## TO BE DONE:
Reproduce verbatim the passage of the face detection write-up below that starts at the words "Ground truth nose Ground" and ends after "as the nose.".

Neural Network: Face Detection

In our previous project, we did facial morphing based on a number of facial correspondence points that we pre-defined manually. In this project, we will be working on using Machine Learning to automate this process. Specifically, we will be using PyTorch to create Convolutional Neural Networks to

Nose Keypoint Detection

In the first part of the project, we are tasked to predict the position of the nose, the -6th keypoint. Our dataset contains approximately 192 training images and 48 test images. These pictures are in black and white. The architecture of the CNN is a model with 4 hidden layers with (2,2) max pooling, RELUs and a CNN that goes from 10, 20, 30, 40 channels repsectively, convolving with a 3 x 3 kernel. They end up in a 2 layer fully connected network, where the first FC is followed by a ReLu. The reason for the small Kernels is because I thought the pictures were already resized to be extremely small. Below here, we see three examples of sampled images from my dataloader with the ground-truth keypoint.

Ground truth nose
Ground truth nose
Ground truth nose
For training the model, I used the MSE loss and also performed a sweep over the possible learning rates [0.01, 0.001, 0.1] to see which ones would result into the most stable systems for convergence and reaching a local minimum of the minimum. The batch size had been chosen to be two through trial and error. The training has been done in 25 epochs. As we see below, the convergense is the best for the alpha of 0.001 (Val MSE of 0.0011766816775586146 and train MSE of 5.220161058616668e-05).
Ground truth nose
Ground truth nose
Ground truth nose
This yielded the following results for correct predictions:

Ground truth nose Ground truth nose

This yielded the following results for bad predictions. The reason is probably that the photo includes more unusual postures in the second picture since they have their mouth open. Additionally, on the left picture, the person's head is tilted a little downward. This makes that the shadow/pointy object closest to the center is his cheekbone hence it being classified as the nose.

## PROVIDED MATERIAL:
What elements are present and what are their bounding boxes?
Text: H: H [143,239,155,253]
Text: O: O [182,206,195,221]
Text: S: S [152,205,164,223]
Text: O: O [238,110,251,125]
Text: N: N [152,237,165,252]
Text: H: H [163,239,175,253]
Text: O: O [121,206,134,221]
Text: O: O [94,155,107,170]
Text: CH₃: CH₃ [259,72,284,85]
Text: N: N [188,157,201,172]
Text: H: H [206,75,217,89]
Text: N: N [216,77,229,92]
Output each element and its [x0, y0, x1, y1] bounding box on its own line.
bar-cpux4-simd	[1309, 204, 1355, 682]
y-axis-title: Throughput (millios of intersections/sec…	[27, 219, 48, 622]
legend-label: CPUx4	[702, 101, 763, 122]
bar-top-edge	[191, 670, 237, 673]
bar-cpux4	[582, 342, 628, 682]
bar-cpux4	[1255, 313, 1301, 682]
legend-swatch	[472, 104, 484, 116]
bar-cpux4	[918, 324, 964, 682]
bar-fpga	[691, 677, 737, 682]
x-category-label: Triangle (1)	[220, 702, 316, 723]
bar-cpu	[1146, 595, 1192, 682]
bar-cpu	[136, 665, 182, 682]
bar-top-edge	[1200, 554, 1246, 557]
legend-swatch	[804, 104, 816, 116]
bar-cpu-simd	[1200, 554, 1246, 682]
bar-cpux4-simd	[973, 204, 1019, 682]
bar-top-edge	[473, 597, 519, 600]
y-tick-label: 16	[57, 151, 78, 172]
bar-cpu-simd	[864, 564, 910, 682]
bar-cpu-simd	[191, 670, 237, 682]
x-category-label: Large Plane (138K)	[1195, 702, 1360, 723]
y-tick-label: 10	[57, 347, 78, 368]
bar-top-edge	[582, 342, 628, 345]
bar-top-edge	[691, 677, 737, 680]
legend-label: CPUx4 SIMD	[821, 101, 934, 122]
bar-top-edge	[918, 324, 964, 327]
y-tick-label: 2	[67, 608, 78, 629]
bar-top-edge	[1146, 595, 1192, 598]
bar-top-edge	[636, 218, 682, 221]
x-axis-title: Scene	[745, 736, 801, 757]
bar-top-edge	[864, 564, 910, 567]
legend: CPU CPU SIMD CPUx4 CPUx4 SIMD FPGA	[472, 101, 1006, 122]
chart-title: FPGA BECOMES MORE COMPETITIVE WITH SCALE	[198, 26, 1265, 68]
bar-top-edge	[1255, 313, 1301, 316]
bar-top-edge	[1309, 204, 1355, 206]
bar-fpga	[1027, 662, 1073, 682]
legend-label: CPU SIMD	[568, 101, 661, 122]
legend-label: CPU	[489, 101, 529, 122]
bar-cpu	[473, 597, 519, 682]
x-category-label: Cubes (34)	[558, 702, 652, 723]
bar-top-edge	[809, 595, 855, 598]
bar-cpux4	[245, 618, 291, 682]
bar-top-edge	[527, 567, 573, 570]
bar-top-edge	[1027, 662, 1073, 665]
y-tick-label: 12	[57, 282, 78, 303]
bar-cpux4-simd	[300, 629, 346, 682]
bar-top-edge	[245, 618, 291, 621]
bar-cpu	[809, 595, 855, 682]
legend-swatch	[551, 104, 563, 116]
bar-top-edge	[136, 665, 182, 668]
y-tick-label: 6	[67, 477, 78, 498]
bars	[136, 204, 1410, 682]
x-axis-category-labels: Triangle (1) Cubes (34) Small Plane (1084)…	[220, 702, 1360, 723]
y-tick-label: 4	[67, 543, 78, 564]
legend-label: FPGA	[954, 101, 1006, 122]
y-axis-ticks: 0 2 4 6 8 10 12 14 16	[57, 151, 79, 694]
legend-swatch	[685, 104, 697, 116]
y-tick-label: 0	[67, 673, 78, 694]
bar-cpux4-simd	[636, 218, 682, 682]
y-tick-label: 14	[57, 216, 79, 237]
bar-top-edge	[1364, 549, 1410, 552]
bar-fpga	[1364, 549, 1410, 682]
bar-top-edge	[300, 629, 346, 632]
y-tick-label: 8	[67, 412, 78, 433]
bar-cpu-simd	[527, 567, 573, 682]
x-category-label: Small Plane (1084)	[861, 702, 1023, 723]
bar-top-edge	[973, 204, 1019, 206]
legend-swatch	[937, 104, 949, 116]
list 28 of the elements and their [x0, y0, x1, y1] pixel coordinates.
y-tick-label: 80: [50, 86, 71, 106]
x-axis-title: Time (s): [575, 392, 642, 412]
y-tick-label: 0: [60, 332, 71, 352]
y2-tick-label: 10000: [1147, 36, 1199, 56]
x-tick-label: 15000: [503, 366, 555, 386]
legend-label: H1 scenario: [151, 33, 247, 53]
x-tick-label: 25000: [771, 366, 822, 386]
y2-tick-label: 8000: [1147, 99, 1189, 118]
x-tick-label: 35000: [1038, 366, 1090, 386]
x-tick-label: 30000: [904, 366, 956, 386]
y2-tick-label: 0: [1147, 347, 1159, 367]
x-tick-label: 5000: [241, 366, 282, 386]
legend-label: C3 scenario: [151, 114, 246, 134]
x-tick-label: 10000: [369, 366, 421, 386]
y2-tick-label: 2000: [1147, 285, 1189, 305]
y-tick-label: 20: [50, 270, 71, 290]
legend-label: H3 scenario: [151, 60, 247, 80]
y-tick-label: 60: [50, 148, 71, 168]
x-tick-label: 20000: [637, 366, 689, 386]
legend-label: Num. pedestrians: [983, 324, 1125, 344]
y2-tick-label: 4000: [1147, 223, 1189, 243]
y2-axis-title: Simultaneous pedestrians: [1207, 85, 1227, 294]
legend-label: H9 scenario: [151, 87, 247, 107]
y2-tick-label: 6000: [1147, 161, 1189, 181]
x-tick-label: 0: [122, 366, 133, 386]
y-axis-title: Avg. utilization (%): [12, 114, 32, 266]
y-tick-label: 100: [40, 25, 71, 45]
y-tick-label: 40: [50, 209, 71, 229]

## PROBLEM SOLUTION:
Ground truth nose Ground truth nose

This yielded the following results for bad predictions. The reason is probably that the photo includes more unusual postures in the second picture since they have their mouth open. Additionally, on the left picture, the person's head is tilted a little downward. This makes that the shadow/pointy object closest to the center is his cheekbone hence it being classified as the nose.